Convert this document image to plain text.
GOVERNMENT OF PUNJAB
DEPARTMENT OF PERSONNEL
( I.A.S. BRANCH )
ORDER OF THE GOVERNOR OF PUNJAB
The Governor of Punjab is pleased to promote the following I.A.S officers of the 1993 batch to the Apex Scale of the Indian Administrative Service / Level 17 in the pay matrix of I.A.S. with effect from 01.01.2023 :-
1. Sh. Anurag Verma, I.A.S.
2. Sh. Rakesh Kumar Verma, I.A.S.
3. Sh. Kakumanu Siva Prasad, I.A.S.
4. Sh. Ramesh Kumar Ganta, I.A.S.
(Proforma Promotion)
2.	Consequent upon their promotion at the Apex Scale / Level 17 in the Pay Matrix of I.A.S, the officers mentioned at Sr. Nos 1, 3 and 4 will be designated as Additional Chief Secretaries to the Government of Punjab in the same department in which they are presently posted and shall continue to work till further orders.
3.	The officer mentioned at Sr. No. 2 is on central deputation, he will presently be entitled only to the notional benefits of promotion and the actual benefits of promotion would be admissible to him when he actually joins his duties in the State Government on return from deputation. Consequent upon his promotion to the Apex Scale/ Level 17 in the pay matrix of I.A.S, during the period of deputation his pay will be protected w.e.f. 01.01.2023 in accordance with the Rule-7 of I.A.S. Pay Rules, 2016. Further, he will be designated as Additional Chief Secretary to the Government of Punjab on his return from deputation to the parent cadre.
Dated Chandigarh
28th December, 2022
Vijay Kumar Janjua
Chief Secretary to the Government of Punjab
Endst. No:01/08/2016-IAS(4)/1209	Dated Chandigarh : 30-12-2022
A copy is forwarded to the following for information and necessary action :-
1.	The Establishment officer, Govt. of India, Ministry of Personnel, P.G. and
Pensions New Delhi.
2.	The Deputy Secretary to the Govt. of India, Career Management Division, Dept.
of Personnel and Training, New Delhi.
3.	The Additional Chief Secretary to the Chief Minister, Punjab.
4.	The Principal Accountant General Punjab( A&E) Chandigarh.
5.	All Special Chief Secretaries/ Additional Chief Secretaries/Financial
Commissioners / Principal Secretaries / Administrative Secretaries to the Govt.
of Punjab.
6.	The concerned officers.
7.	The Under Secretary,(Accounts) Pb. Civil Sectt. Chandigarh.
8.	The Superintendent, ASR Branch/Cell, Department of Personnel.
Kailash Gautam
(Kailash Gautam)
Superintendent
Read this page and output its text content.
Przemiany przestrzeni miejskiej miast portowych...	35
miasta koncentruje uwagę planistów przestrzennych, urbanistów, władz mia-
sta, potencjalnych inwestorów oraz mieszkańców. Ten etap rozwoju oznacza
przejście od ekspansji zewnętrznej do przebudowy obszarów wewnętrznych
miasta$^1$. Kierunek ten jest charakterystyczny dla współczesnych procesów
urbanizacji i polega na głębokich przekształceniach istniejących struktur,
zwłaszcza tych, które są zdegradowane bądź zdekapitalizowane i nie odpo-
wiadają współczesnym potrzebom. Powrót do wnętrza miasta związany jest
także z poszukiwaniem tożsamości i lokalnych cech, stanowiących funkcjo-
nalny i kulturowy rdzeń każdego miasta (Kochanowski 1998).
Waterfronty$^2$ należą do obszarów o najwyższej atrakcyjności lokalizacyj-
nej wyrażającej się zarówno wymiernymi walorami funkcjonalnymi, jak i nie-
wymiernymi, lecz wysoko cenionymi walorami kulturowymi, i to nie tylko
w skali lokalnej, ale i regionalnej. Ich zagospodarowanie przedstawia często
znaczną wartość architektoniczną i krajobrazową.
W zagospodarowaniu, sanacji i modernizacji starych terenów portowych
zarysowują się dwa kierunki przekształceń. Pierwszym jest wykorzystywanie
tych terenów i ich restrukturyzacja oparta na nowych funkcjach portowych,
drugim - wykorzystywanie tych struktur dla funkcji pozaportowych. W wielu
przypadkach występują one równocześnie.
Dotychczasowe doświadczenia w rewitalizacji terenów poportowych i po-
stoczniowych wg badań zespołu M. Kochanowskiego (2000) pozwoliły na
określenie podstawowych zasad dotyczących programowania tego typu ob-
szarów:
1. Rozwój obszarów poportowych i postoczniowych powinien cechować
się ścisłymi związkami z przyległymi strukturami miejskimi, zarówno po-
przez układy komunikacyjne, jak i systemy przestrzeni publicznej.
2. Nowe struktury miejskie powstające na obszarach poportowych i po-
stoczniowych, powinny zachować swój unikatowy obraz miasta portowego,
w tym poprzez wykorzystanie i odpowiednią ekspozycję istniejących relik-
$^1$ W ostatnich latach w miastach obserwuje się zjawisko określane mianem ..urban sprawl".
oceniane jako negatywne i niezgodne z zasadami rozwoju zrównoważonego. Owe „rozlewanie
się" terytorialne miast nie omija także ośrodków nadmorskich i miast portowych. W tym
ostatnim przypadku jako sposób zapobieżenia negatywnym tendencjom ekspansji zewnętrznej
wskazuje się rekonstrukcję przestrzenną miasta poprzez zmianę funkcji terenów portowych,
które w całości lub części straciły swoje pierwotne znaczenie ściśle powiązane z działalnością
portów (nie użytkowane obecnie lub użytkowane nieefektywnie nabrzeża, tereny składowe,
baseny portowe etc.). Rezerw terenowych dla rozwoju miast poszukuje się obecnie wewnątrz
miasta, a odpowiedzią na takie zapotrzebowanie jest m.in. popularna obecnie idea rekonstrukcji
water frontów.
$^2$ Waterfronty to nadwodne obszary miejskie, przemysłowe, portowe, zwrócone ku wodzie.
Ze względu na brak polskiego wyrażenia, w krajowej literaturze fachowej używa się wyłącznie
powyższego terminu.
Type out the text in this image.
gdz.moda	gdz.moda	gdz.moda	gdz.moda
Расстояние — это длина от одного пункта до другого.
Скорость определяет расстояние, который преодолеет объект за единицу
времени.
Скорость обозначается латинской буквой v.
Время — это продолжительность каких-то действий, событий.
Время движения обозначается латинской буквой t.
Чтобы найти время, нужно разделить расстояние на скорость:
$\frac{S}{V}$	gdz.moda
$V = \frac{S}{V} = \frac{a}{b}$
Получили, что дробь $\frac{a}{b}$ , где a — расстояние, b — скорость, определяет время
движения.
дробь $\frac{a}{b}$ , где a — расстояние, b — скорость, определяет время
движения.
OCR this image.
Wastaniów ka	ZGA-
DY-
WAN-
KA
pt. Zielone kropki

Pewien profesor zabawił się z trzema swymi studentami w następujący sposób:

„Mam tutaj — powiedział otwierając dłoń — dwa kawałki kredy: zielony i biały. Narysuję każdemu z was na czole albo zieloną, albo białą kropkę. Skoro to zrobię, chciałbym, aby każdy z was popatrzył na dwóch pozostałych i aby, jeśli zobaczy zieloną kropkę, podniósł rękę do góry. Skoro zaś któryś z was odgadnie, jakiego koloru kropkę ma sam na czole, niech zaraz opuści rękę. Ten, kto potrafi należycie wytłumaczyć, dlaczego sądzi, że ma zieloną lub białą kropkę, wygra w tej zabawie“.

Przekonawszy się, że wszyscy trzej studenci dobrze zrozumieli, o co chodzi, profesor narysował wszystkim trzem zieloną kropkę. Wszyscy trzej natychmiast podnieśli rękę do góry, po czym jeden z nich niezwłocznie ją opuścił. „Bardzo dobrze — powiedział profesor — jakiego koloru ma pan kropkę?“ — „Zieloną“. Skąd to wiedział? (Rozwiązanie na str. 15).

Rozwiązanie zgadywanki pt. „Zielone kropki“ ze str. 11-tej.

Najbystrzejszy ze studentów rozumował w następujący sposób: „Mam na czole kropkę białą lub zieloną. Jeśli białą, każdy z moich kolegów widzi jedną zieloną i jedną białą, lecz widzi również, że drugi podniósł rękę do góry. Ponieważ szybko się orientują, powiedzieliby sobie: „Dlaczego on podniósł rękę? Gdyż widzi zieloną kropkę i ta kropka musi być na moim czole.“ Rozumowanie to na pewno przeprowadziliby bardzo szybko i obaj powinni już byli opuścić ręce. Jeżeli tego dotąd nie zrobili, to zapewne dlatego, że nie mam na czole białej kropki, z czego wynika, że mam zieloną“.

┄┄┄┄┄┄

→ Aim
Go through the material and copy out every line with "jest" in it.

→ Expected answer
miasta$^1$. Kierunek ten jest charakterystyczny dla współczesnych procesów
wiadają współczesnym potrzebom. Powrót do wnętrza miasta związany jest
zarysowują się dwa kierunki przekształceń. Pierwszym jest wykorzystywanie
miasta, a odpowiedzią na takie zapotrzebowanie jest m.in. popularna obecnie idea rekonstrukcji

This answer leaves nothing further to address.